Teks Dokumen:
============

Kesultanan Aceh didirikan oleh Sultan Ali Mughayat Syah pada tahun 1496. Pada awalnya kerajaan ini berdiri atas wilayah Kerajaan Lamuri, kemudian menundukan dan menyatukan beberapa wilayah kerajaan sekitarnya mencakup Daya, Pedir, Lidie, Nakur. Selanjutnya pada tahun 1524 wilayah Pasai sudah menjadi bagian dari kedaulatan Kesultanan Aceh diikuti dengan Aru.

Pada tahun 1528, Ali Mughayat Syah digantikan oleh putera sulungnya yang bernama Salahuddin, yang kemudian berkuasa hingga tahun 1537. Kemudian Salahuddin digantikan oleh Sultan Alauddin Riayat Syah al-Kahar yang berkuasa hingga tahun 1571.[2]

Masa Kejayaan

Lukisan Banda Aceh pada tahun 1665 dengan latar istana sultan.

Meskipun Sultan dianggap sebagai penguasa tertinggi, tetapi nyatanya selalu dikendalikan oleh orangkaya atau hulubalang. Hikayat Aceh[3] menuturkan Sultan yang diturunkan paksa diantaranya Sultan Sri Alam digulingkan pada 1579 karena perangainya yang sudah melampaui batas dalam membagi-bagikan harta kerajaan pada pengikutnya.

============

Soal Latihan:
#1 Jawablah pertanyaan berikut berdasarkan teks tentang Kesultanan Aceh.
(a) Siapa pendiri Kesultanan Aceh, dan pada tahun berapa kesultanan itu didirikan?
(b) Siapa yang menggantikan Ali Mughayat Syah pada tahun 1528, dan hingga tahun berapa ia berkuasa?
(c) Pada tahun berapa Sultan Sri Alam digulingkan?
#2 Ambil dari teks tentang Kesultanan Aceh bagian yang dimulai pada "Kesultanan Aceh didirikan" dan berakhir pada "latar istana sultan.", lalu salin tanpa mengubah satu kata pun.

[Daftar koordinat kotak]
============

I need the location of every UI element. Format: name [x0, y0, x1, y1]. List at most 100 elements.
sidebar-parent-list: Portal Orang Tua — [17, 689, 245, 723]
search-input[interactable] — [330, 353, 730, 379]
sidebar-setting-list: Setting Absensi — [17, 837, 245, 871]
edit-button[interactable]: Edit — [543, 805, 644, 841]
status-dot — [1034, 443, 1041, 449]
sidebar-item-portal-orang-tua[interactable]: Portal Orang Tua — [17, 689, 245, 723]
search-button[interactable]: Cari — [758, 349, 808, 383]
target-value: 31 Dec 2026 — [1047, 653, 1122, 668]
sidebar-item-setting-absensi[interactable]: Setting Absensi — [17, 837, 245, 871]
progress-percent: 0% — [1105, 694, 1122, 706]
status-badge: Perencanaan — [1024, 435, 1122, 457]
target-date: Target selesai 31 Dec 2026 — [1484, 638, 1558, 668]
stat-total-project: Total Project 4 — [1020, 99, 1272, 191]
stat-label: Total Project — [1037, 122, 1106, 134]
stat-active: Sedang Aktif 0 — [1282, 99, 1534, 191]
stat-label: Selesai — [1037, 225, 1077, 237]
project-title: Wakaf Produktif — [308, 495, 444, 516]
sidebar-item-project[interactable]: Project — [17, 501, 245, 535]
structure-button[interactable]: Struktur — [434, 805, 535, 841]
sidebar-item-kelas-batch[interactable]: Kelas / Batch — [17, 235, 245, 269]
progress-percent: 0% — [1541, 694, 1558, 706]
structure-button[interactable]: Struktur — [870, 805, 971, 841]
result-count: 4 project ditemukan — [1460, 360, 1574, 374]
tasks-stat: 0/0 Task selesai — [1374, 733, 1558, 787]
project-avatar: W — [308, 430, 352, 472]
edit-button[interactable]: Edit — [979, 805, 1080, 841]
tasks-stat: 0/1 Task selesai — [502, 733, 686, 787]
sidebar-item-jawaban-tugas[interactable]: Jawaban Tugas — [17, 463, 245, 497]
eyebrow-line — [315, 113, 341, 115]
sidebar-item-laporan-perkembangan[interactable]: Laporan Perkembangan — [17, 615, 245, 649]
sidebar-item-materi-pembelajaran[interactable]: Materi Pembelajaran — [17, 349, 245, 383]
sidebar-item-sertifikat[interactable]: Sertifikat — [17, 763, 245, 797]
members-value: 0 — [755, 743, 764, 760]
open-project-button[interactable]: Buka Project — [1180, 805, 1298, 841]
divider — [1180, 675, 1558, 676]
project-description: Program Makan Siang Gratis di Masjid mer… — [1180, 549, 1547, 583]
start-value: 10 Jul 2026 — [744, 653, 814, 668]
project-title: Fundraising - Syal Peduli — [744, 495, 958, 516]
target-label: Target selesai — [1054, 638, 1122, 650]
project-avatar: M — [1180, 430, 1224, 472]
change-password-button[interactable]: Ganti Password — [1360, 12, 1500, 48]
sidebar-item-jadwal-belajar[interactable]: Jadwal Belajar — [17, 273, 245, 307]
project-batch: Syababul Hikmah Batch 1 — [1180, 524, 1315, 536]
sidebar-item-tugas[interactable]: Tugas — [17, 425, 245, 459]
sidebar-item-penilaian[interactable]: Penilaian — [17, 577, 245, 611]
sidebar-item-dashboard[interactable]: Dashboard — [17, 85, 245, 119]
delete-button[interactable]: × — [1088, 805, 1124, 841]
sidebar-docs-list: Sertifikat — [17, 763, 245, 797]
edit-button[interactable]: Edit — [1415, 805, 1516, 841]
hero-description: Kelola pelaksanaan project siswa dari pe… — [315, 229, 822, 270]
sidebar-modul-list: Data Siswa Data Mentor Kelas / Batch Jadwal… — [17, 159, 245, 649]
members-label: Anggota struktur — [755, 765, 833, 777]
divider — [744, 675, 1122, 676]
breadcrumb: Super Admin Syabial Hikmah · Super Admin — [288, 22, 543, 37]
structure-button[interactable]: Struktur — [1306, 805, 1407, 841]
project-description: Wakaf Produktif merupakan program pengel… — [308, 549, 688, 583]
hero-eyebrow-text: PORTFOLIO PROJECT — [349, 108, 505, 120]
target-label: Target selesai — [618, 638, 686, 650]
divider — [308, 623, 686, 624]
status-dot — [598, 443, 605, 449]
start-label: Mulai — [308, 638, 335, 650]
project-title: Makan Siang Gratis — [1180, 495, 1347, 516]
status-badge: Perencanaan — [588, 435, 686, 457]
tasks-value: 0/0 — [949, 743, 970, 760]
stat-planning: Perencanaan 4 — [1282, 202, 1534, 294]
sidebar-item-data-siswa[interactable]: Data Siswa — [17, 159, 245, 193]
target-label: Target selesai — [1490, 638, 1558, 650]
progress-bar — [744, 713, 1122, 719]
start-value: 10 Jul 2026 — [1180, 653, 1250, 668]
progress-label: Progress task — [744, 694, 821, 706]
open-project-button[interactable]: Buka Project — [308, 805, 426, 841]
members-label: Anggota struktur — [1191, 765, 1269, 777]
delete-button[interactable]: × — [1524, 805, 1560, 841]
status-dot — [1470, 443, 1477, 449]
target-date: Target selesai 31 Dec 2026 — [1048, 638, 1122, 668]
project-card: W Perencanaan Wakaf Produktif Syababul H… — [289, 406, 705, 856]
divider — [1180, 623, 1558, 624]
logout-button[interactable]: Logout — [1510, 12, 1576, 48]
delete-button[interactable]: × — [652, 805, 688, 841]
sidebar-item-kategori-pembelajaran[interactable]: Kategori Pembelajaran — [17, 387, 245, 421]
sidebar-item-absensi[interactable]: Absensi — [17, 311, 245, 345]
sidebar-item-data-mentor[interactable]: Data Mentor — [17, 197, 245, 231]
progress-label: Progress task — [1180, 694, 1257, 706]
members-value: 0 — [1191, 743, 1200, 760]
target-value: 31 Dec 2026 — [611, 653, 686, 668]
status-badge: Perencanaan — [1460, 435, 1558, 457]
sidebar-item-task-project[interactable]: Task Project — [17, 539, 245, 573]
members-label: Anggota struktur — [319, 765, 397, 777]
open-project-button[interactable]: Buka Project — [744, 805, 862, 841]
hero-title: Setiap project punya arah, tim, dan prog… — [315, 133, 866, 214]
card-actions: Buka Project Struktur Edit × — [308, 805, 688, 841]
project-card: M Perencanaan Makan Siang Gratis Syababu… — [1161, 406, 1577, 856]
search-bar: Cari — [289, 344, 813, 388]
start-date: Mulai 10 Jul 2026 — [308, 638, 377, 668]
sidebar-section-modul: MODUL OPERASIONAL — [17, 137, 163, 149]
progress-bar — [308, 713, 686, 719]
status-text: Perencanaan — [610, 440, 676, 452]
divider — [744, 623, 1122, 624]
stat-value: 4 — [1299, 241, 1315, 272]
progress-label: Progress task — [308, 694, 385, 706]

============

Kunci Jawaban:
#1
(a) Sultan Ali Mughayat Syah, pada tahun 1496.
(b) Putera sulungnya yang bernama Salahuddin, yang berkuasa hingga tahun 1537.
(c) Tahun 1579.

#2
Kesultanan Aceh didirikan oleh Sultan Ali Mughayat Syah pada tahun 1496. Pada awalnya kerajaan ini berdiri atas wilayah Kerajaan Lamuri, kemudian menundukan dan menyatukan beberapa wilayah kerajaan sekitarnya mencakup Daya, Pedir, Lidie, Nakur. Selanjutnya pada tahun 1524 wilayah Pasai sudah menjadi bagian dari kedaulatan Kesultanan Aceh diikuti dengan Aru.

Pada tahun 1528, Ali Mughayat Syah digantikan oleh putera sulungnya yang bernama Salahuddin, yang kemudian berkuasa hingga tahun 1537. Kemudian Salahuddin digantikan oleh Sultan Alauddin Riayat Syah al-Kahar yang berkuasa hingga tahun 1571.[2]

Masa Kejayaan

Lukisan Banda Aceh pada tahun 1665 dengan latar istana sultan.